Stated exercise
Find every line containing the word "text" and report the count, nothing more.

__________

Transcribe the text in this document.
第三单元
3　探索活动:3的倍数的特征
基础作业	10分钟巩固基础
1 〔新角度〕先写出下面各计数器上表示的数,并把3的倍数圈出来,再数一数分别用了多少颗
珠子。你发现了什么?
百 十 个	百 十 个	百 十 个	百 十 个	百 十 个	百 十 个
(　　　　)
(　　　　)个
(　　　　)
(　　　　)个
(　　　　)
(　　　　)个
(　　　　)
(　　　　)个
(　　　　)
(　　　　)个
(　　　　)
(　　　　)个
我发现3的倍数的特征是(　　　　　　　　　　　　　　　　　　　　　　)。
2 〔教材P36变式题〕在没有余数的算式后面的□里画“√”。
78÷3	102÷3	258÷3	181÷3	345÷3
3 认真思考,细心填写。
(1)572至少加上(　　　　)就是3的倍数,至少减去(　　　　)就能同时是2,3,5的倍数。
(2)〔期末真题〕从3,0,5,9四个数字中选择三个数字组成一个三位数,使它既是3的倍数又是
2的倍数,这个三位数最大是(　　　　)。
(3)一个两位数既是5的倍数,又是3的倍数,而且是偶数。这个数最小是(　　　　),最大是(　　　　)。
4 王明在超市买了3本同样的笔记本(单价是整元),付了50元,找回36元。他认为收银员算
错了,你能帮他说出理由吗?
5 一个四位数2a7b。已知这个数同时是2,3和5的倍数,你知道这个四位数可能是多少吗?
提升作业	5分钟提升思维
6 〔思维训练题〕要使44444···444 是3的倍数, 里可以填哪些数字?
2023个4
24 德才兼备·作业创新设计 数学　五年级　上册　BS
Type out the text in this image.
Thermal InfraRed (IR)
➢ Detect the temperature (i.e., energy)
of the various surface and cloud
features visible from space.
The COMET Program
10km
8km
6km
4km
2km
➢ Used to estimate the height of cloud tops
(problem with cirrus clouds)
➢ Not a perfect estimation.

__________

Result for this exercise
2